The records should be written out in full, with nothing altered.

LISTED ENTRIES:
↓
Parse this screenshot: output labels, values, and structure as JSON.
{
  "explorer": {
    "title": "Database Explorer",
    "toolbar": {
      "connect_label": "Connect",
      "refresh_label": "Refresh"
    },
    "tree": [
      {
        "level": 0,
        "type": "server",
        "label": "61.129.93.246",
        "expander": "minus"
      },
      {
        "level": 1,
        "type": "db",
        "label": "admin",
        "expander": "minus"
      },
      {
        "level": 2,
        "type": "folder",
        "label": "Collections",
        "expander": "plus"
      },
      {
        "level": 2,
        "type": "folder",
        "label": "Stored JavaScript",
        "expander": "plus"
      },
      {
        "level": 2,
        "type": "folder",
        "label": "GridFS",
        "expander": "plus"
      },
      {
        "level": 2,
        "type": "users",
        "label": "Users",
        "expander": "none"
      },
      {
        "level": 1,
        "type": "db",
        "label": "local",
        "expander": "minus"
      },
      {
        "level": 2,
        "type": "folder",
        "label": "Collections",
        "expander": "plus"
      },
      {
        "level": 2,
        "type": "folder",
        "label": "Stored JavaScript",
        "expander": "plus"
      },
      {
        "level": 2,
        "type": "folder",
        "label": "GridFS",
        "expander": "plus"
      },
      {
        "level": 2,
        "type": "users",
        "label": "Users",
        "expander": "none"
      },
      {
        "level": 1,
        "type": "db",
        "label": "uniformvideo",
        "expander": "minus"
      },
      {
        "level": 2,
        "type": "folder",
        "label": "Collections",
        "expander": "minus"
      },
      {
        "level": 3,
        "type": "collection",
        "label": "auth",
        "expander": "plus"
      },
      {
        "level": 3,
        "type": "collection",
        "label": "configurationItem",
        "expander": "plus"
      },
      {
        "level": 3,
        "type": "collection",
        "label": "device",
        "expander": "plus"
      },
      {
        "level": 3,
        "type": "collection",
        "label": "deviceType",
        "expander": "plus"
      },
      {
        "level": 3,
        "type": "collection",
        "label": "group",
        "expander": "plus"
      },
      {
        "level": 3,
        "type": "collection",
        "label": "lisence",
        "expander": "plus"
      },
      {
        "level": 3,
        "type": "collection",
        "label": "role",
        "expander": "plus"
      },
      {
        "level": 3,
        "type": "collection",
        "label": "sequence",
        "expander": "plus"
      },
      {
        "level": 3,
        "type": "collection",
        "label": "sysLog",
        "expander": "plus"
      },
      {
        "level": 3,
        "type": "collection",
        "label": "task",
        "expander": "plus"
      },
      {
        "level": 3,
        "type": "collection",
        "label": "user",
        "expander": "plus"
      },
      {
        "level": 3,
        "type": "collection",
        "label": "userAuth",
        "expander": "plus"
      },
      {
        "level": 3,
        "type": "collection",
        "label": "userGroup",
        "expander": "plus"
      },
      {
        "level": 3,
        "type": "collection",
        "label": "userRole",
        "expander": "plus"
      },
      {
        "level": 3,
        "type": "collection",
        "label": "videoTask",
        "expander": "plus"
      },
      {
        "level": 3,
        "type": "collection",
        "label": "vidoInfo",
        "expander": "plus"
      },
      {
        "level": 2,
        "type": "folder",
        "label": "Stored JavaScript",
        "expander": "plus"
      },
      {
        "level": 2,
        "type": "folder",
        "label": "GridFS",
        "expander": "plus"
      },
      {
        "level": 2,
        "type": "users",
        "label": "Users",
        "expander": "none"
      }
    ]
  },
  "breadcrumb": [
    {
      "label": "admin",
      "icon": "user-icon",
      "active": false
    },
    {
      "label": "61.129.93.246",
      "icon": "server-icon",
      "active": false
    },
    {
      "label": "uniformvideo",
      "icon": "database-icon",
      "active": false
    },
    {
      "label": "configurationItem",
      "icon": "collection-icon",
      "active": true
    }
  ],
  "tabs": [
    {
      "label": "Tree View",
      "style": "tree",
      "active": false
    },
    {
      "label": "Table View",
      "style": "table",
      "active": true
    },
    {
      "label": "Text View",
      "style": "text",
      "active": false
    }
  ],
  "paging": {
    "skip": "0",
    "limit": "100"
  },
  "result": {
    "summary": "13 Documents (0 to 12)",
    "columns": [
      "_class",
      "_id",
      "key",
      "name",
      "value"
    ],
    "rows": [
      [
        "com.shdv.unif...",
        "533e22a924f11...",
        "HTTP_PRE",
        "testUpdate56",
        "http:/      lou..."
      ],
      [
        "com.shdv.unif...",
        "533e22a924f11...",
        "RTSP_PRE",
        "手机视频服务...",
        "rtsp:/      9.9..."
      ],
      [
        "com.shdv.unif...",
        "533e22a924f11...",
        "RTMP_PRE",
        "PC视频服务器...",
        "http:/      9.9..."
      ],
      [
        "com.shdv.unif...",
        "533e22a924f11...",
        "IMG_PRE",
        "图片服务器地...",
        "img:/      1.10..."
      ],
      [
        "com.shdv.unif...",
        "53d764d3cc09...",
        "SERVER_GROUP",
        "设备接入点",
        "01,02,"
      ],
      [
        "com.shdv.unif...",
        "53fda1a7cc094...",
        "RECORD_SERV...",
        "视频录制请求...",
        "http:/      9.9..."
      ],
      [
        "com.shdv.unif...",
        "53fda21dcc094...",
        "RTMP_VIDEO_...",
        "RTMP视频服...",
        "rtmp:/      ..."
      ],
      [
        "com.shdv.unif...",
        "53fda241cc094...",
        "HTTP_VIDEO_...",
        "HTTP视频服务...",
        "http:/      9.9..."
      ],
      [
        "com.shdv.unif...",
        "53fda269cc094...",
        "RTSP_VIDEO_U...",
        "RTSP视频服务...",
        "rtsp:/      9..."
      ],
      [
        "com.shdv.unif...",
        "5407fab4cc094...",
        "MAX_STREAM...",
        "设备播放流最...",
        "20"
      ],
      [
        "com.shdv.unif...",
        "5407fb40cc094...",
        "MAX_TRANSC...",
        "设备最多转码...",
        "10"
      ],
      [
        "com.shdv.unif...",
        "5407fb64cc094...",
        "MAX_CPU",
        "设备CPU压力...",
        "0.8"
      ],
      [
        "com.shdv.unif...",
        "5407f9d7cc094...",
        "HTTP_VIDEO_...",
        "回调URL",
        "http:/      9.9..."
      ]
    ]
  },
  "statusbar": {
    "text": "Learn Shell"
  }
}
↑
THE REPLY:
Parse this screenshot: output labels, values, and structure as JSON.
{
  "explorer": {
    "title": "Database Explorer",
    "toolbar": {
      "connect_label": "Connect",
      "refresh_label": "Refresh"
    },
    "tree": [
      {
        "level": 0,
        "type": "server",
        "label": "61.129.93.246",
        "expander": "minus"
      },
      {
        "level": 1,
        "type": "db",
        "label": "admin",
        "expander": "minus"
      },
      {
        "level": 2,
        "type": "folder",
        "label": "Collections",
        "expander": "plus"
      },
      {
        "level": 2,
        "type": "folder",
        "label": "Stored JavaScript",
        "expander": "plus"
      },
      {
        "level": 2,
        "type": "folder",
        "label": "GridFS",
        "expander": "plus"
      },
      {
        "level": 2,
        "type": "users",
        "label": "Users",
        "expander": "none"
      },
      {
        "level": 1,
        "type": "db",
        "label": "local",
        "expander": "minus"
      },
      {
        "level": 2,
        "type": "folder",
        "label": "Collections",
        "expander": "plus"
      },
      {
        "level": 2,
        "type": "folder",
        "label": "Stored JavaScript",
        "expander": "plus"
      },
      {
        "level": 2,
        "type": "folder",
        "label": "GridFS",
        "expander": "plus"
      },
      {
        "level": 2,
        "type": "users",
        "label": "Users",
        "expander": "none"
      },
      {
        "level": 1,
        "type": "db",
        "label": "uniformvideo",
        "expander": "minus"
      },
      {
        "level": 2,
        "type": "folder",
        "label": "Collections",
        "expander": "minus"
      },
      {
        "level": 3,
        "type": "collection",
        "label": "auth",
        "expander": "plus"
      },
      {
        "level": 3,
        "type": "collection",
        "label": "configurationItem",
        "expander": "plus"
      },
      {
        "level": 3,
        "type": "collection",
        "label": "device",
        "expander": "plus"
      },
      {
        "level": 3,
        "type": "collection",
        "label": "deviceType",
        "expander": "plus"
      },
      {
        "level": 3,
        "type": "collection",
        "label": "group",
        "expander": "plus"
      },
      {
        "level": 3,
        "type": "collection",
        "label": "lisence",
        "expander": "plus"
      },
      {
        "level": 3,
        "type": "collection",
        "label": "role",
        "expander": "plus"
      },
      {
        "level": 3,
        "type": "collection",
        "label": "sequence",
        "expander": "plus"
      },
      {
        "level": 3,
        "type": "collection",
        "label": "sysLog",
        "expander": "plus"
      },
      {
        "level": 3,
        "type": "collection",
        "label": "task",
        "expander": "plus"
      },
      {
        "level": 3,
        "type": "collection",
        "label": "user",
        "expander": "plus"
      },
      {
        "level": 3,
        "type": "collection",
        "label": "userAuth",
        "expander": "plus"
      },
      {
        "level": 3,
        "type": "collection",
        "label": "userGroup",
        "expander": "plus"
      },
      {
        "level": 3,
        "type": "collection",
        "label": "userRole",
        "expander": "plus"
      },
      {
        "level": 3,
        "type": "collection",
        "label": "videoTask",
        "expander": "plus"
      },
      {
        "level": 3,
        "type": "collection",
        "label": "vidoInfo",
        "expander": "plus"
      },
      {
        "level": 2,
        "type": "folder",
        "label": "Stored JavaScript",
        "expander": "plus"
      },
      {
        "level": 2,
        "type": "folder",
        "label": "GridFS",
        "expander": "plus"
      },
      {
        "level": 2,
        "type": "users",
        "label": "Users",
        "expander": "none"
      }
    ]
  },
  "breadcrumb": [
    {
      "label": "admin",
      "icon": "user-icon",
      "active": false
    },
    {
      "label": "61.129.93.246",
      "icon": "server-icon",
      "active": false
    },
    {
      "label": "uniformvideo",
      "icon": "database-icon",
      "active": false
    },
    {
      "label": "configurationItem",
      "icon": "collection-icon",
      "active": true
    }
  ],
  "tabs": [
    {
      "label": "Tree View",
      "style": "tree",
      "active": false
    },
    {
      "label": "Table View",
      "style": "table",
      "active": true
    },
    {
      "label": "Text View",
      "style": "text",
      "active": false
    }
  ],
  "paging": {
    "skip": "0",
    "limit": "100"
  },
  "result": {
    "summary": "13 Documents (0 to 12)",
    "columns": [
      "_class",
      "_id",
      "key",
      "name",
      "value"
    ],
    "rows": [
      [
        "com.shdv.unif...",
        "533e22a924f11...",
        "HTTP_PRE",
        "testUpdate56",
        "http:/      lou..."
      ],
      [
        "com.shdv.unif...",
        "533e22a924f11...",
        "RTSP_PRE",
        "手机视频服务...",
        "rtsp:/      9.9..."
      ],
      [
        "com.shdv.unif...",
        "533e22a924f11...",
        "RTMP_PRE",
        "PC视频服务器...",
        "http:/      9.9..."
      ],
      [
        "com.shdv.unif...",
        "533e22a924f11...",
        "IMG_PRE",
        "图片服务器地...",
        "img:/      1.10..."
      ],
      [
        "com.shdv.unif...",
        "53d764d3cc09...",
        "SERVER_GROUP",
        "设备接入点",
        "01,02,"
      ],
      [
        "com.shdv.unif...",
        "53fda1a7cc094...",
        "RECORD_SERV...",
        "视频录制请求...",
        "http:/      9.9..."
      ],
      [
        "com.shdv.unif...",
        "53fda21dcc094...",
        "RTMP_VIDEO_...",
        "RTMP视频服...",
        "rtmp:/      ..."
      ],
      [
        "com.shdv.unif...",
        "53fda241cc094...",
        "HTTP_VIDEO_...",
        "HTTP视频服务...",
        "http:/      9.9..."
      ],
      [
        "com.shdv.unif...",
        "53fda269cc094...",
        "RTSP_VIDEO_U...",
        "RTSP视频服务...",
        "rtsp:/      9..."
      ],
      [
        "com.shdv.unif...",
        "5407fab4cc094...",
        "MAX_STREAM...",
        "设备播放流最...",
        "20"
      ],
      [
        "com.shdv.unif...",
        "5407fb40cc094...",
        "MAX_TRANSC...",
        "设备最多转码...",
        "10"
      ],
      [
        "com.shdv.unif...",
        "5407fb64cc094...",
        "MAX_CPU",
        "设备CPU压力...",
        "0.8"
      ],
      [
        "com.shdv.unif...",
        "5407f9d7cc094...",
        "HTTP_VIDEO_...",
        "回调URL",
        "http:/      9.9..."
      ]
    ]
  },
  "statusbar": {
    "text": "Learn Shell"
  }
}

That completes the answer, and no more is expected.